-- START OF DATA ROWS --

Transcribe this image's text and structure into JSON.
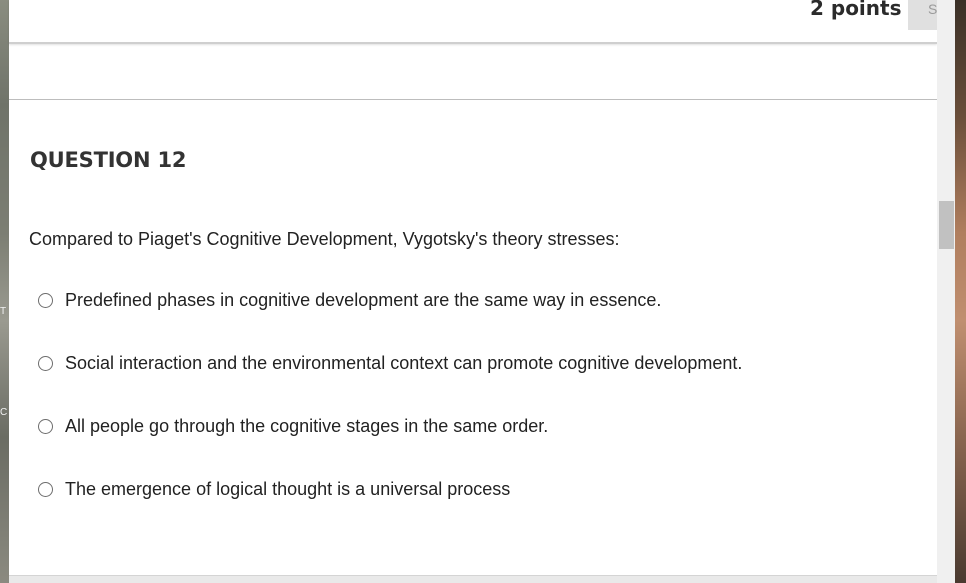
{
  "header": {
    "points": "2 points",
    "save_label": "S"
  },
  "question": {
    "title": "QUESTION 12",
    "text": "Compared to Piaget's Cognitive Development, Vygotsky's theory stresses:",
    "options": [
      "Predefined phases in cognitive development are the same way in essence.",
      "Social interaction and the environmental context can promote cognitive development.",
      "All people go through the cognitive stages in the same order.",
      "The emergence of logical thought is a universal process"
    ]
  },
  "background": {
    "left_fragments": [
      "T",
      "C"
    ]
  }
}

-- END OF DATA ROWS --

EXERCISE TASK: The entries above are to be returned exactly, without their pictures.

SOLUTION TO THE EXERCISE:
Transcribe this image's text and structure into JSON.
{
  "header": {
    "points": "2 points",
    "save_label": "S"
  },
  "question": {
    "title": "QUESTION 12",
    "text": "Compared to Piaget's Cognitive Development, Vygotsky's theory stresses:",
    "options": [
      "Predefined phases in cognitive development are the same way in essence.",
      "Social interaction and the environmental context can promote cognitive development.",
      "All people go through the cognitive stages in the same order.",
      "The emergence of logical thought is a universal process"
    ]
  },
  "background": {
    "left_fragments": [
      "T",
      "C"
    ]
  }
}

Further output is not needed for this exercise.